**原文抜粋:**

しかしながら、上記の場合、作業者は所定の入力装置を用いて送付先の電子メールアドレスやファクシミリ番号等を入力する必要があり、その作業が煩雑となっていた。
また、電子メールやファクシミリを利用した業務文書の送受信は、業務文書の内容確認を即座に行えるという点においては有効であるが、インターネット網がオープン系である等の理由から機密内容のセキュリティが万全に行われなかったり、送付先において受信した画像データを利用した業務文書の不当な複製が行われたりする虞もある。
さらに、画像処理装置の通信機能を利用して送信された画像データに基づく業務文書は、業務文書としての効力を有する正式な書面として機能しない場合があるため、業務文書を書面にて改めて送付する作業が消滅することにはならない。つまり、送り主は通信を利用した業務文書の画像データの送信に加え、書面にての業務文書の送付も行わなければならず、結果として業務文書の発行業務における作業量及び作業時間の増加を招いている。従い、業務文書の発行業務における効率を高めることが切望されている。
【0009】
本発明の課題は、業務文書の発行業務における効率化を図ることができる画像処理装置を提供することである。
【0010】
【課題を解決するための手段】
請求項1に記載の発明は、
情報通信端末装置と通信可能な画像処理装置であって、
原稿を読み取って画像情報を出力する読取手段と、
前記読取手段より出力された前記画像情報に基づいて、前記原稿上のマークで指定された所定領域を認識する領域認識手段と、
前記領域認識手段により認識された前記所定領域内の送信先情報を認識する情報認識手段と、
前記読取手段より出力された前記画像情報から前記マークに対応する部分を消去した画像情報を作成する画像情報作成手段と、
前記画像情報作成手段により作成された画像情報を、前記情報認識手段により認識された前記送信先情報に基づいて、送信先の情報通信端末装置に送信する送信手段とを備えることを特徴としている。
【0011】
請求項1に記載の発明によれば、原稿を読み取る読取手段より出力された画像情報に基づいて原稿上のマークで指定された所定領域を認識する領域認識手段と、所定領域内の送信先情報を認識する情報認識手段とが備えられる。また、読取手段より出力された画像情報からマークに対応する部分を消去した画像情報を作成する画像情報作成手段が備えられる。さらに、画像情報作成手段により作成された画像情報を、情報認識手段により認識された送信先情報に基づいて、送信先の情報通信端末装置に送信する送信手段が備えられる。これにより、原稿上の所定領域がマークで指定されることで、所定領域内の送信先情報に基づき、通信可能な送信先の情報通信端末装置に対して、画像情報からマークに対応する部分が消去された画像情報を送信する。すなわち、例えば「送信先」が記載されている原稿書類上の「送信先」の部分がマークで指定された後、原稿書類が読取手段によって読み取られることで、画像情報作成手段によってマークに対応する部分が消去された画像情報が作成された後、画像情報がこの画像情報に基づき作成される送付書類の送付先への送付に先行して、「送信先」に送信されることになる。よって、例えば業務文書が送付先に早急に送付される必要がある商取引において、業務文書の送付作業を行う際に上記画像処理装置を用いることにより、業務文書に対応する画像情報を受信した受信者によって業務文書の内容確認が早急に行われることになる。また、画像情報を「送信先」に対して送信する際に、従来のように、作業者が「送信先」の電子メールアドレスやファクシミリ番号等を所定の入力手段を用いて入力する必要がないため、作業者の負担が軽減されることになる。従い、業務文書の発行業務における効率化を図れる。

**取り組む課題:**
A – 特許文書の抜粋のうち「さらに、画像処理装置の通信機能を利用して」で始まる段落を、主な事実を残したまま短くまとめ直してください。
B – 特許文書の抜粋のうち、「また、電子メールやファクシミ」から「高めることが切望されている。」までの部分を一字一句変えずに書き写してください。
ここに示す資料は、上の特許文書の抜粋とは関係がありません。

**資料:**
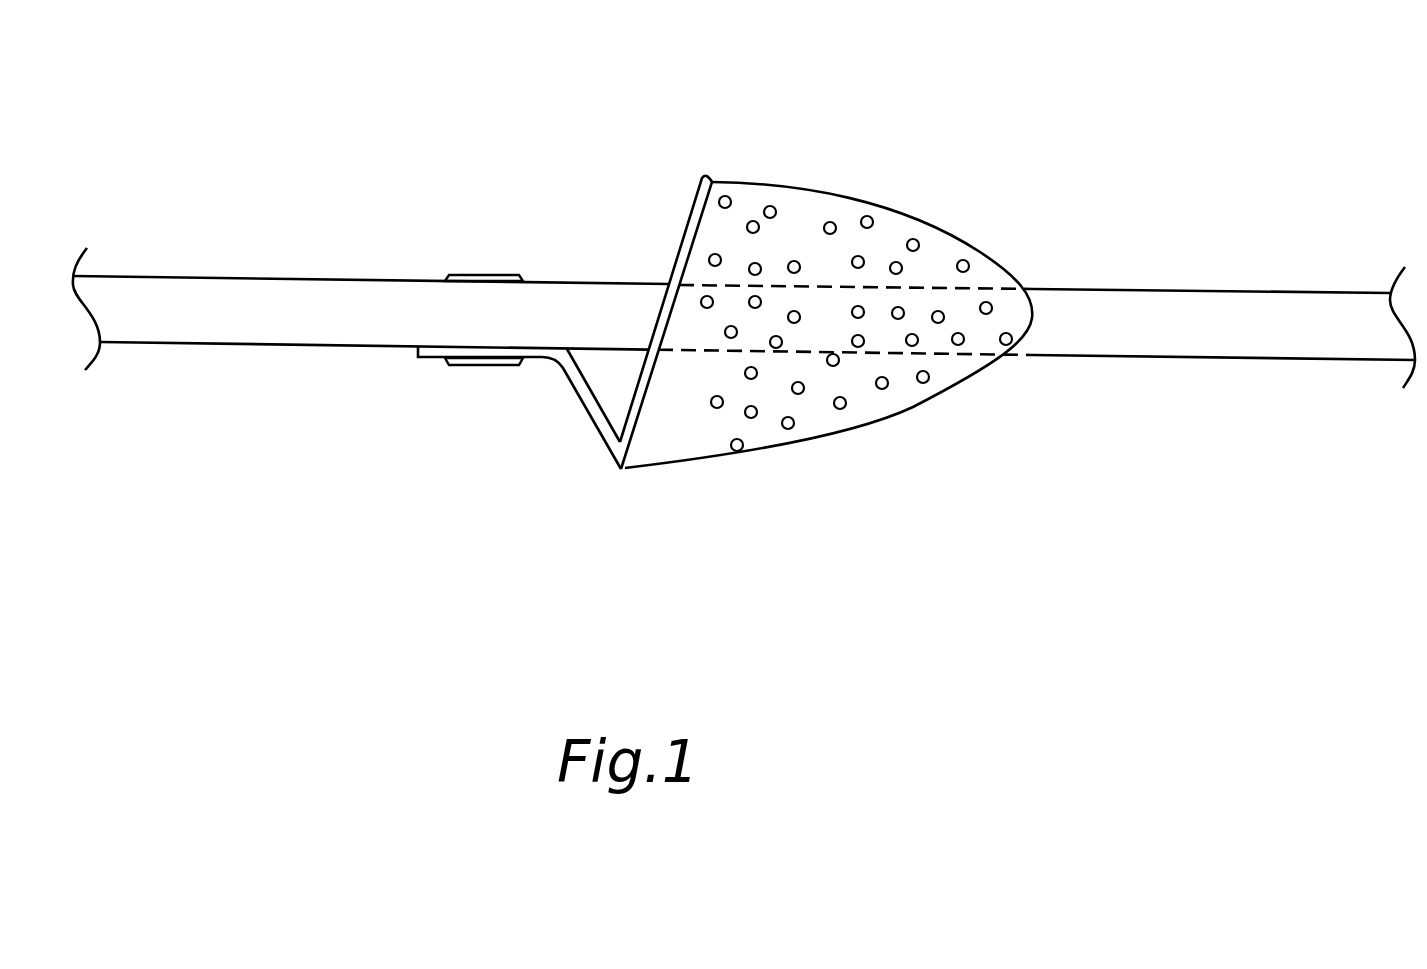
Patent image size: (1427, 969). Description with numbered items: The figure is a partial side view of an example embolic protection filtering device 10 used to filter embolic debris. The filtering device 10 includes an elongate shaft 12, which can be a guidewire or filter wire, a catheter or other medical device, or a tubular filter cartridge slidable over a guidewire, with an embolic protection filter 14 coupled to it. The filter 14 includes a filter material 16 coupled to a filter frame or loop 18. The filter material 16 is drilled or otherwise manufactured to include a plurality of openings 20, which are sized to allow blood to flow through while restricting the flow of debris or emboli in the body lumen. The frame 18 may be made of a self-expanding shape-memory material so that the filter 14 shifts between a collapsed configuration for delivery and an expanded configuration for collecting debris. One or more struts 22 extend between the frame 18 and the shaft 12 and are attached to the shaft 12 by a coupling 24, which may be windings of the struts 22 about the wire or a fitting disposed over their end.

**回答一覧:**
A – 通信で送信された画像データに基づく業務文書は、正式な書面として効力を持たない場合があります。そのため、書面で改めて送付する作業はなくなりません。送り主は画像データの送信と書面の送付を両方行う必要があり、業務文書の発行業務では作業量と作業時間が増えています。このことから、発行業務の効率を高めることが強く望まれています。

B –
また、電子メールやファクシミリを利用した業務文書の送受信は、業務文書の内容確認を即座に行えるという点においては有効であるが、インターネット網がオープン系である等の理由から機密内容のセキュリティが万全に行われなかったり、送付先において受信した画像データを利用した業務文書の不当な複製が行われたりする虞もある。
さらに、画像処理装置の通信機能を利用して送信された画像データに基づく業務文書は、業務文書としての効力を有する正式な書面として機能しない場合があるため、業務文書を書面にて改めて送付する作業が消滅することにはならない。つまり、送り主は通信を利用した業務文書の画像データの送信に加え、書面にての業務文書の送付も行わなければならず、結果として業務文書の発行業務における作業量及び作業時間の増加を招いている。従い、業務文書の発行業務における効率を高めることが切望されている。